→ Exercise inputs
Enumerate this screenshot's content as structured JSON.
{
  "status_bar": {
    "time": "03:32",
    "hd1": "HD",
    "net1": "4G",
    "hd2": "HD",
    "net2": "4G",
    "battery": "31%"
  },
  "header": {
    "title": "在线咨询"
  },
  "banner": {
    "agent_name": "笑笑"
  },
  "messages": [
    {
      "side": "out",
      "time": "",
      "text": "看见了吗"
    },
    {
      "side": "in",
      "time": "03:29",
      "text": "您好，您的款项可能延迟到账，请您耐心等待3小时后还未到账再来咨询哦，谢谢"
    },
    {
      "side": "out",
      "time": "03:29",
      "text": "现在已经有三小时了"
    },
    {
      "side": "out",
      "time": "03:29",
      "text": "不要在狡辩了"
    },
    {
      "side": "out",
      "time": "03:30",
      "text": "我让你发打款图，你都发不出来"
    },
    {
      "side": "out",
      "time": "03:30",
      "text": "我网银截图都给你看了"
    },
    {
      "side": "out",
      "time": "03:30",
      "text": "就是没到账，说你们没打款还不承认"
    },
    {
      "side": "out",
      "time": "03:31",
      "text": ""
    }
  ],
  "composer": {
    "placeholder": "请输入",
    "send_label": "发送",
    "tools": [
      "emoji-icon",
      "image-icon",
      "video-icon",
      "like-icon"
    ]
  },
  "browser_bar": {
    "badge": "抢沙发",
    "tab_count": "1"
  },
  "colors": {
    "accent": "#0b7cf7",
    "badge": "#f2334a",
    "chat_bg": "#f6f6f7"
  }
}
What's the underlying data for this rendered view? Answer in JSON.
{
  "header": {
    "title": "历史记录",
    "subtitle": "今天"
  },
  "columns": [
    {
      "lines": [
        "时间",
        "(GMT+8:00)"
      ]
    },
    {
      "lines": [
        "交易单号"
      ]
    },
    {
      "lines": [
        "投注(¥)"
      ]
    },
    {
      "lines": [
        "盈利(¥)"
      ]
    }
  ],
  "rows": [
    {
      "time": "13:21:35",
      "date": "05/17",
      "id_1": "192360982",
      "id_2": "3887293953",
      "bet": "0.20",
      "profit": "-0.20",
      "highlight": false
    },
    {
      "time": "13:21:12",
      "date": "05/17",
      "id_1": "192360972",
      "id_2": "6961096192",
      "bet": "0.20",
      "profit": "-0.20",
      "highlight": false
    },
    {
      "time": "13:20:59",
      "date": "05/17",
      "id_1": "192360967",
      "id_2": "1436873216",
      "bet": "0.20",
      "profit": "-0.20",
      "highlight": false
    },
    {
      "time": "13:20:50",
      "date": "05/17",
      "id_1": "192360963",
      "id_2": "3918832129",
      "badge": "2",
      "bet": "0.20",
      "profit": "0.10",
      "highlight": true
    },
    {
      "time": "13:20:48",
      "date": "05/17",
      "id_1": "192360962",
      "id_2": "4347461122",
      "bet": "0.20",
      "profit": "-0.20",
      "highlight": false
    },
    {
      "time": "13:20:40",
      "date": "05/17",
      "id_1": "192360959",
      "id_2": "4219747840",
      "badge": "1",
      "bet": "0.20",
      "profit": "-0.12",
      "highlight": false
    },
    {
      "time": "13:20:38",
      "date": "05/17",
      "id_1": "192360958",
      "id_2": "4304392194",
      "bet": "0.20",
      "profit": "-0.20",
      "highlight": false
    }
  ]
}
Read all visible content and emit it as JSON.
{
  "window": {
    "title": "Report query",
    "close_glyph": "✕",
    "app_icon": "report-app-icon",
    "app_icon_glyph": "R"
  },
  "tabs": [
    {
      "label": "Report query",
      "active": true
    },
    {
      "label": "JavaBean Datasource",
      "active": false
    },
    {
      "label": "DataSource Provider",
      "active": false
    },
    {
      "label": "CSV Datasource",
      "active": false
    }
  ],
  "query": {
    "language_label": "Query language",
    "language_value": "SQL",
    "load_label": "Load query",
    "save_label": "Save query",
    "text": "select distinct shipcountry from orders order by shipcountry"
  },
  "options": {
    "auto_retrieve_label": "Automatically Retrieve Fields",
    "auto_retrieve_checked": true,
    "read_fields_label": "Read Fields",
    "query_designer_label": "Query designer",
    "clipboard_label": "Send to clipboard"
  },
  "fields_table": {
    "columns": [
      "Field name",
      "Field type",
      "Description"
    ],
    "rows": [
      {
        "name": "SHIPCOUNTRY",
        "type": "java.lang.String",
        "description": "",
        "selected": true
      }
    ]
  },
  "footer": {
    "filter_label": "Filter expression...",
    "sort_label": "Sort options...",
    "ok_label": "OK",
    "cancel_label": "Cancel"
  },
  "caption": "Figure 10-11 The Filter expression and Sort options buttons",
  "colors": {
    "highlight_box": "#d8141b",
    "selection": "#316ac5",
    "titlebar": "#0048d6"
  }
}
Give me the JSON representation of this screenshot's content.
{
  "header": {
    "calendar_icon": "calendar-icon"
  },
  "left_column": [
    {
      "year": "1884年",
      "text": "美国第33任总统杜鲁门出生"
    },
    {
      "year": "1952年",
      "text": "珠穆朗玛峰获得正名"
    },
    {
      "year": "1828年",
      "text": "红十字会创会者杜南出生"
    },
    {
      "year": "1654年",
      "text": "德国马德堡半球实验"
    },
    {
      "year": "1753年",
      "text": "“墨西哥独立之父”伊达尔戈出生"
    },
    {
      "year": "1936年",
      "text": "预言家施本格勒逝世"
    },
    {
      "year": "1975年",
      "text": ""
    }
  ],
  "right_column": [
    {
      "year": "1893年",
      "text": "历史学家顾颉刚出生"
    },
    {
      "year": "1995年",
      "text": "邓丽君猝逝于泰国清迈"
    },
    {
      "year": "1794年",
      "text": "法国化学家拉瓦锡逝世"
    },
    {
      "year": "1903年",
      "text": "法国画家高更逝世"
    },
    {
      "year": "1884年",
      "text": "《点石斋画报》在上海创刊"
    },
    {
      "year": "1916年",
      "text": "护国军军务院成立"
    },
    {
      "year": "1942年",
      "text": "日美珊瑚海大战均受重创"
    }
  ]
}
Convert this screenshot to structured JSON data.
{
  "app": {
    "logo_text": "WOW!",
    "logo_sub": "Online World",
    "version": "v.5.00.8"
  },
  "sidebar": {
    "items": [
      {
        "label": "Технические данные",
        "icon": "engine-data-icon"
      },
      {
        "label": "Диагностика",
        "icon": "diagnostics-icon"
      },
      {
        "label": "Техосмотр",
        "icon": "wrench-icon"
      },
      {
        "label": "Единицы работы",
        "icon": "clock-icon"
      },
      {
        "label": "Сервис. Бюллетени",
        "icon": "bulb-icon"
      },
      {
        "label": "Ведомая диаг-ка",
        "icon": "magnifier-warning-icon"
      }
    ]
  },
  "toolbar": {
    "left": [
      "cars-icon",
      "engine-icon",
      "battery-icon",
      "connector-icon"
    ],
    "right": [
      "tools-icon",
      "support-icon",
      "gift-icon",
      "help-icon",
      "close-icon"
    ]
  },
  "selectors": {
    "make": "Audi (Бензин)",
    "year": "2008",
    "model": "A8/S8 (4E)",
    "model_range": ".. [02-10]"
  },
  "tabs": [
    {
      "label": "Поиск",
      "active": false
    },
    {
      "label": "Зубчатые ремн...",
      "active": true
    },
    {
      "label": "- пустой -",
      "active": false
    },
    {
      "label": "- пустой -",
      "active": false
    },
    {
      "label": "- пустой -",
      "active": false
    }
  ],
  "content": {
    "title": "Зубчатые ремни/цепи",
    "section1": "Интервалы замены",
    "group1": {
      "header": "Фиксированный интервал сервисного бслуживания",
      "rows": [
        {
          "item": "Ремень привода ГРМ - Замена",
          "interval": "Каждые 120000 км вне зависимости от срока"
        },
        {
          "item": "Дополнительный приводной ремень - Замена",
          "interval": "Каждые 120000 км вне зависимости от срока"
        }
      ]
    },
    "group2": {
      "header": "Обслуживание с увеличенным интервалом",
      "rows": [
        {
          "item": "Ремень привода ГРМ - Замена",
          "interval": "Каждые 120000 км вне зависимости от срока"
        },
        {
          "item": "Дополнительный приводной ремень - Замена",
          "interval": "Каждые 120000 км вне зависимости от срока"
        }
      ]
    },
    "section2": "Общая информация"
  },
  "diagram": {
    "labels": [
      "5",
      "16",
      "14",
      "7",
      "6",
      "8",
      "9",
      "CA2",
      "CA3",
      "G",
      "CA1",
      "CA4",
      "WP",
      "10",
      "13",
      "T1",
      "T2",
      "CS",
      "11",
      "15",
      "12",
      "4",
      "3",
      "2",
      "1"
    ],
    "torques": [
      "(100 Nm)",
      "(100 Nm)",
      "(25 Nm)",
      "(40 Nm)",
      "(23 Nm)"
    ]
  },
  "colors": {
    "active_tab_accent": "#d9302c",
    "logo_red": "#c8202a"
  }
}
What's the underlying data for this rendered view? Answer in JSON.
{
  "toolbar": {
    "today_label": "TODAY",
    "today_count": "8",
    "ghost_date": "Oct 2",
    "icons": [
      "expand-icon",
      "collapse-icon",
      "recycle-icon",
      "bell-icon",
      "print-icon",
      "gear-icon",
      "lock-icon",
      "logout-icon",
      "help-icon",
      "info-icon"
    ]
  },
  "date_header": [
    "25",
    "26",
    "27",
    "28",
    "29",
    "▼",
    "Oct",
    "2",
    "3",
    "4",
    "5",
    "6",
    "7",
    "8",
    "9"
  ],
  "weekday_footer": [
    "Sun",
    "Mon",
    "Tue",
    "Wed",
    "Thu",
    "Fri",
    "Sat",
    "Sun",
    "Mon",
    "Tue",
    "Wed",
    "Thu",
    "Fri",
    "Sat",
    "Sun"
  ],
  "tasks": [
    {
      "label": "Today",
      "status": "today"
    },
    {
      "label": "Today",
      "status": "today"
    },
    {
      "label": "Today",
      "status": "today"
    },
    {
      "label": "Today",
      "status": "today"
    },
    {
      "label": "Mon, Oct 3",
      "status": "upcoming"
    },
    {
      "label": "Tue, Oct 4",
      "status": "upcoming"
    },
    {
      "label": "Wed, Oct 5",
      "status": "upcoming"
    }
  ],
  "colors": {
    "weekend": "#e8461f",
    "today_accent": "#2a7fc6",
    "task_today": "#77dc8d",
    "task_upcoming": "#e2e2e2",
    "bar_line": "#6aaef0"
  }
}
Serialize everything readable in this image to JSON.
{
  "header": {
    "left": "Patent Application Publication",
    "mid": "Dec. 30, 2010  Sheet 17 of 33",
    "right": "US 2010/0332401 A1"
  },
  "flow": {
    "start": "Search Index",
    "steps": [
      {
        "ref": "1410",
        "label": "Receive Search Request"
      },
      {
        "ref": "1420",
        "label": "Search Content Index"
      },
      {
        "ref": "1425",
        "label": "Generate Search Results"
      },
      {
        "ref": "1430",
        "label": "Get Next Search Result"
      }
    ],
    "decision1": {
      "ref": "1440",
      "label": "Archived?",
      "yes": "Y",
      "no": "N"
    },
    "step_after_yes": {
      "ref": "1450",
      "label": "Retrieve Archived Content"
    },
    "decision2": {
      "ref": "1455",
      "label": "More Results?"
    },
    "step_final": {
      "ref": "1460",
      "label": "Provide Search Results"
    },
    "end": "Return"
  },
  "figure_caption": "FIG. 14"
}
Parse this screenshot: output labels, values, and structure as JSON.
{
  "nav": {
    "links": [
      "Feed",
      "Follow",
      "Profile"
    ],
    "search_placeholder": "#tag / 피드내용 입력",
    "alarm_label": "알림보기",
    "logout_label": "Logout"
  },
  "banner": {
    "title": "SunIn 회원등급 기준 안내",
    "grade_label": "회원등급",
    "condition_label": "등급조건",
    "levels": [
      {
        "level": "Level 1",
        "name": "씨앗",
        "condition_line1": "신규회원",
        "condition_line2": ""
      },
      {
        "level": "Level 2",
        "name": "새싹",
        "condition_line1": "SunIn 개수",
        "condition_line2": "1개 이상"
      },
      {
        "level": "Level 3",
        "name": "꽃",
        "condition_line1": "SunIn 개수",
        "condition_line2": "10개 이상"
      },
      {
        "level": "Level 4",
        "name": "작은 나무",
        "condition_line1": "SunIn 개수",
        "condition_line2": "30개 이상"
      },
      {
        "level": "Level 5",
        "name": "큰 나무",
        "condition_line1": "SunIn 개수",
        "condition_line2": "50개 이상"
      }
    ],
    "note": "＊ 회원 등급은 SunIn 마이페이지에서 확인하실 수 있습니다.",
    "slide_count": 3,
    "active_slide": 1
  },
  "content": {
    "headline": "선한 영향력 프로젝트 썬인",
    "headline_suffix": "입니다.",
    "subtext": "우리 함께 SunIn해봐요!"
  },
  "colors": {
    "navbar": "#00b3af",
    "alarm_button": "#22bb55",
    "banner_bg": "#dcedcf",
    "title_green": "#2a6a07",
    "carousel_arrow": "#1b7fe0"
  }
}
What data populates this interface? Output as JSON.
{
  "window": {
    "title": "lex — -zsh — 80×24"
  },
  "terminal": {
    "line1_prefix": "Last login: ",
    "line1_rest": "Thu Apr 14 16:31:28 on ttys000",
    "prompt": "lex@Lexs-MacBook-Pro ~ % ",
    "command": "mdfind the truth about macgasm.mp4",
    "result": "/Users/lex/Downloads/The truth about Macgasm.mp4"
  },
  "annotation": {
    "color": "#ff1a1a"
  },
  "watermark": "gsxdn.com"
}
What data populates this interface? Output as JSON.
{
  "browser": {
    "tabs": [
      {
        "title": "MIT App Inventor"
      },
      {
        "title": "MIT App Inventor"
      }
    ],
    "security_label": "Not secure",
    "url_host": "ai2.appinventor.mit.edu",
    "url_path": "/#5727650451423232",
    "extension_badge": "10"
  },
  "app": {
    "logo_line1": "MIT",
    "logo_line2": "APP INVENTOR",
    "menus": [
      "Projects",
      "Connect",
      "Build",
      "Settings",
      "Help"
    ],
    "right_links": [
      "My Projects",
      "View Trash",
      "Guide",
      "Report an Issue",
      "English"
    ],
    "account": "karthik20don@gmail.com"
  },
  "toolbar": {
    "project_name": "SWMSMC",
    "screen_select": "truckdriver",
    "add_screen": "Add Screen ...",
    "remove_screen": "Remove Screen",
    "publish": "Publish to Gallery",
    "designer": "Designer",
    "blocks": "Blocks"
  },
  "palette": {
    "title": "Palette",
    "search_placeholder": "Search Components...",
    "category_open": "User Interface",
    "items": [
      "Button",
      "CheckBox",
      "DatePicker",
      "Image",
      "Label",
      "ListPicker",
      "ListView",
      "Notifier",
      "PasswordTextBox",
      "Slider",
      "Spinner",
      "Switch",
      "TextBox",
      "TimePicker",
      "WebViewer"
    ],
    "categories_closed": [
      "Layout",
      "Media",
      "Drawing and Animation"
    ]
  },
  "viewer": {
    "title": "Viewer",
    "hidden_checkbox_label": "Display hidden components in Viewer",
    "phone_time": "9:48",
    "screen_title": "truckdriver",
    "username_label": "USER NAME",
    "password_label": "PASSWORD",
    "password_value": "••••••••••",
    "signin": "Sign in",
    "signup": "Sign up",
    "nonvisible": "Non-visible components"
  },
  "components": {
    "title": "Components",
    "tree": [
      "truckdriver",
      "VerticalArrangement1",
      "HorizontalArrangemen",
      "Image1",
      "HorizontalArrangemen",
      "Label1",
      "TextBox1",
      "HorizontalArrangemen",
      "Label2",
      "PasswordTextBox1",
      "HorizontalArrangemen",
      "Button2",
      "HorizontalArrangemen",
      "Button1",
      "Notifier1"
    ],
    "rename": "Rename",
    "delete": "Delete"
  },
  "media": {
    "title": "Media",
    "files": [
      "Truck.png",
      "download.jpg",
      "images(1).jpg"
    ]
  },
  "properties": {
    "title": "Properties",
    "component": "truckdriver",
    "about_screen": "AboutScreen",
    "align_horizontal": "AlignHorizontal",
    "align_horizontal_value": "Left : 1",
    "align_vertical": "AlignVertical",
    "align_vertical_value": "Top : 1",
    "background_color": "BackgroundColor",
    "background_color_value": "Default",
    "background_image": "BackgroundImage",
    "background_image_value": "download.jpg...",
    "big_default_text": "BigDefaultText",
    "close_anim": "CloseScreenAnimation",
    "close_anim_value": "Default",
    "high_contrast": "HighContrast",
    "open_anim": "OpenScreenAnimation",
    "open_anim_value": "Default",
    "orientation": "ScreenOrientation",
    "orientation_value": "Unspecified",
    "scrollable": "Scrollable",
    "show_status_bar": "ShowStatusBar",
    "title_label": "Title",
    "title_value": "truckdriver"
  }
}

→ The task
Which lines in the records above contain the string "visible"? Copy each one.

→ Final result
Read all visible content and emit it as JSON.
    "nonvisible": "Non-visible components"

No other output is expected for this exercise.